▸ **Exercise directions**
Every line of the listing must be reproduced as it stands. Leave the images behind.

▸ **Data provided**
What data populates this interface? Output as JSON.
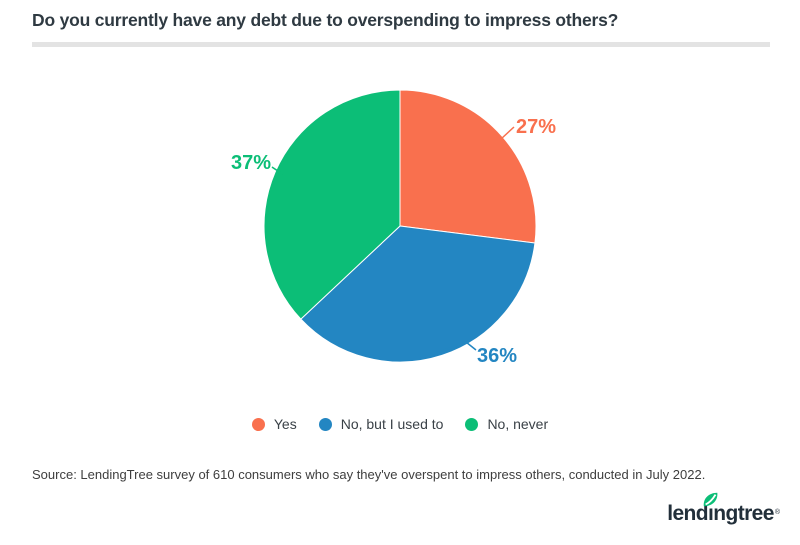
{
  "header": {
    "title": "Do you currently have any debt due to overspending to impress others?"
  },
  "chart_data": {
    "type": "pie",
    "title": "Do you currently have any debt due to overspending to impress others?",
    "labels": [
      "Yes",
      "No, but I used to",
      "No, never"
    ],
    "values": [
      27,
      36,
      37
    ],
    "value_labels": [
      "27%",
      "36%",
      "37%"
    ],
    "colors": [
      "#F9704E",
      "#2386C2",
      "#0CBE77"
    ],
    "start_angle_deg": 0,
    "direction": "clockwise",
    "legend_position": "bottom"
  },
  "legend": {
    "items": [
      {
        "label": "Yes",
        "color": "#F9704E"
      },
      {
        "label": "No, but I used to",
        "color": "#2386C2"
      },
      {
        "label": "No, never",
        "color": "#0CBE77"
      }
    ]
  },
  "footer": {
    "source": "Source: LendingTree  survey of 610 consumers who say they've overspent to impress others, conducted in July 2022.",
    "logo_text": "lendingtree",
    "logo_trademark": "®",
    "logo_leaf_color": "#0CBE77",
    "logo_text_color": "#222f3a"
  }
}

▸ **Written response**
What data populates this interface? Output as JSON.
{
  "header": {
    "title": "Do you currently have any debt due to overspending to impress others?"
  },
  "chart_data": {
    "type": "pie",
    "title": "Do you currently have any debt due to overspending to impress others?",
    "labels": [
      "Yes",
      "No, but I used to",
      "No, never"
    ],
    "values": [
      27,
      36,
      37
    ],
    "value_labels": [
      "27%",
      "36%",
      "37%"
    ],
    "colors": [
      "#F9704E",
      "#2386C2",
      "#0CBE77"
    ],
    "start_angle_deg": 0,
    "direction": "clockwise",
    "legend_position": "bottom"
  },
  "legend": {
    "items": [
      {
        "label": "Yes",
        "color": "#F9704E"
      },
      {
        "label": "No, but I used to",
        "color": "#2386C2"
      },
      {
        "label": "No, never",
        "color": "#0CBE77"
      }
    ]
  },
  "footer": {
    "source": "Source: LendingTree  survey of 610 consumers who say they've overspent to impress others, conducted in July 2022.",
    "logo_text": "lendingtree",
    "logo_trademark": "®",
    "logo_leaf_color": "#0CBE77",
    "logo_text_color": "#222f3a"
  }
}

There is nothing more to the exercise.